■ Exercício: Imprima sem alterações o trecho do texto sobre a greve docente que começa em "Nós, membros do" e vai até "justo de sociedade.", incluindo este último.

■ Texto de leitura:
· · · · ·
Mesmo que a greve nas universidades estivesse colocada apenas como instrumento de reivindicação salarial, ainda assim seria legítima. Mas ela é muito mais do que isso. É uma luta árdua por melhores condições de trabalho, por valorização da docência e por investimentos públicos que permita chamar o Brasil de “Pátria de Educadora”.

Nossa mobilização tem história e respeita a história de lutas daqueles que nos antecederam nos Comandos Locais e/ou Nacionais de Greve, entre os quais estiveram docentes que hoje estão na estrutura administrativa da UFMT. Todos, creio, defendem a universidade e não pactuam com a ideia de entregá-la nas mãos dos investidores privados.

Nós, membros do atual Comando Local de Greve – CLG, não fazemos greve pela greve como supõe alguns colegas. Construímos, com legitimidade, um movimento de resistência por acreditar que viemos “na vida” para defender um projeto justo de sociedade.

Estamos em greve porque não podemos permitir que um projeto neoliberal, nefasto, destruidor de tudo que é nacional, transforme o trabalhador/a docente em um freelancer sem autonomia política e compromisso social.

Estamos de pé, apesar de cotidianamente, sofrer pressões e constrangimentos não apenas do estado, mas especialmente e doloridamente dos companheir@s que defendemos. Profissionais que desqualificam o movimento e querem que façamos outro formato de greve.

Como seria isso? Seria retomar às atividades, atender aos alunos mal e porcamente, dar aos orientandos migalhas de nosso tempo, atender a administração com preenchimentos intermináveis de relatórios, continuar uma pesquisa cujos recursos foram reduzidos ou esgotados, manter os projetos de extensão como oportunidade para a universidade mostrar sua fragilidade e, esgotados, entrar em sala de aula para manter uma relação de aprendizagem rasa e cansativa? Será este o novo formato de greve? Permanecer oferecendo uma educação pobre para pobres alunos?

Não é difícil fazer uma greve neste formato. Vivemos esta experiência desde a suspensão da greve de 2012 até a sua retomada em 2015. Contabilizamos um período de quase três anos, onde alunos da graduação reclamaram e enfrentaram (literalmente) a apatia estabelecida em sala de aula, e onde alunos das pós-graduações convocaram coordenadores para dar condições materiais aos docentes que se apresentaram, quase vencidos, em sala de aula.
· · · · ·
■ Informações extraídas:
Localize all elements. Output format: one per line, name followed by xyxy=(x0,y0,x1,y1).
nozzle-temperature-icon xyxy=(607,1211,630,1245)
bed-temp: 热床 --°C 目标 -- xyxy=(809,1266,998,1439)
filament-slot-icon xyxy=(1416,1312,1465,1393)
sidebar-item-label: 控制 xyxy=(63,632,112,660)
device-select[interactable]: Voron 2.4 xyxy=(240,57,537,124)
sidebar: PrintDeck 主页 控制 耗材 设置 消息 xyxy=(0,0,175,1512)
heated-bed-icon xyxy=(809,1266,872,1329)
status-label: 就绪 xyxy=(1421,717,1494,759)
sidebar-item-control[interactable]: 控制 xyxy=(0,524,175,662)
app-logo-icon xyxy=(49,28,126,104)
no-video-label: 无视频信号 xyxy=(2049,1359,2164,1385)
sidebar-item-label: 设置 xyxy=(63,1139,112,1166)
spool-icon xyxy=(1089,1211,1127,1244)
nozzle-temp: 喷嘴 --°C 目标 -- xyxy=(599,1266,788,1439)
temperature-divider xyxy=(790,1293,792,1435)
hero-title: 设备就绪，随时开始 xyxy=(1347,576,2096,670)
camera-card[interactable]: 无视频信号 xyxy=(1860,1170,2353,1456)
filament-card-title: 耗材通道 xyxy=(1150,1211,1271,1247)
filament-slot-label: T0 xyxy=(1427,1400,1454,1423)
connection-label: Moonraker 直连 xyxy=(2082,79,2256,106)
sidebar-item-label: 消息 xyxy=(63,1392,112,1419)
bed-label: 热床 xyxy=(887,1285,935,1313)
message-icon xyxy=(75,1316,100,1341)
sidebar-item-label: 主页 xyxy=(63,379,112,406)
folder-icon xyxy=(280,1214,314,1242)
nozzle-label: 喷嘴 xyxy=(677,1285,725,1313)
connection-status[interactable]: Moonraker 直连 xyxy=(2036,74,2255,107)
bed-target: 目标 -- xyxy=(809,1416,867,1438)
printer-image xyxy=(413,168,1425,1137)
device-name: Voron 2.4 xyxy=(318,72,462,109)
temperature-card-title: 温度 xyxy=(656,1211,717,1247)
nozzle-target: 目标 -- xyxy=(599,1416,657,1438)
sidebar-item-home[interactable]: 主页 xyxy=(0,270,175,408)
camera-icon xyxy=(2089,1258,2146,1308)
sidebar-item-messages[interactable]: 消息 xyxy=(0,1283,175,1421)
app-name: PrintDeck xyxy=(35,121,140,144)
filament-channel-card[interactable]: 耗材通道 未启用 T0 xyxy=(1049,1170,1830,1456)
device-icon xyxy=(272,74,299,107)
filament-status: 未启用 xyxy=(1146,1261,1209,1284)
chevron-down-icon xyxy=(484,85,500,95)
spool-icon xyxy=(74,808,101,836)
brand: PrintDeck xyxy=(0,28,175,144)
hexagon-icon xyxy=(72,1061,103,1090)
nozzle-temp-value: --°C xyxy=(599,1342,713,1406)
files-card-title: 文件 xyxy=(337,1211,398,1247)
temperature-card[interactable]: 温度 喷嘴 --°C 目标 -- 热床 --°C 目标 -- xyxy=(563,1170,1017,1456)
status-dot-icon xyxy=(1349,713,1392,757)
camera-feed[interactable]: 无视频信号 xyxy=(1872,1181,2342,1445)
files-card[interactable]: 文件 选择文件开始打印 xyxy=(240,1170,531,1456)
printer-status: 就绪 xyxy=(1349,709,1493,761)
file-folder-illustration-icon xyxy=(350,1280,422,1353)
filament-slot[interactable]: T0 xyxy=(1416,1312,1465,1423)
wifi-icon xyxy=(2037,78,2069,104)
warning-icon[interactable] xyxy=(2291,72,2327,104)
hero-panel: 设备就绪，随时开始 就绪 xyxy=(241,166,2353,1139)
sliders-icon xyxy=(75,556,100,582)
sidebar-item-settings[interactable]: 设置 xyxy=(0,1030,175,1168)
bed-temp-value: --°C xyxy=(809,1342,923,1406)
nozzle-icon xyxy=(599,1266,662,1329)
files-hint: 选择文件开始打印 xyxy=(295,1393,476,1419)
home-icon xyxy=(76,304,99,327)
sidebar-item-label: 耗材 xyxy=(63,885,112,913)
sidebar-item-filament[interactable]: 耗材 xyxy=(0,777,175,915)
· · · · ·
■ Resposta completa:
Nós, membros do atual Comando Local de Greve – CLG, não fazemos greve pela greve como supõe alguns colegas. Construímos, com legitimidade, um movimento de resistência por acreditar que viemos “na vida” para defender um projeto justo de sociedade.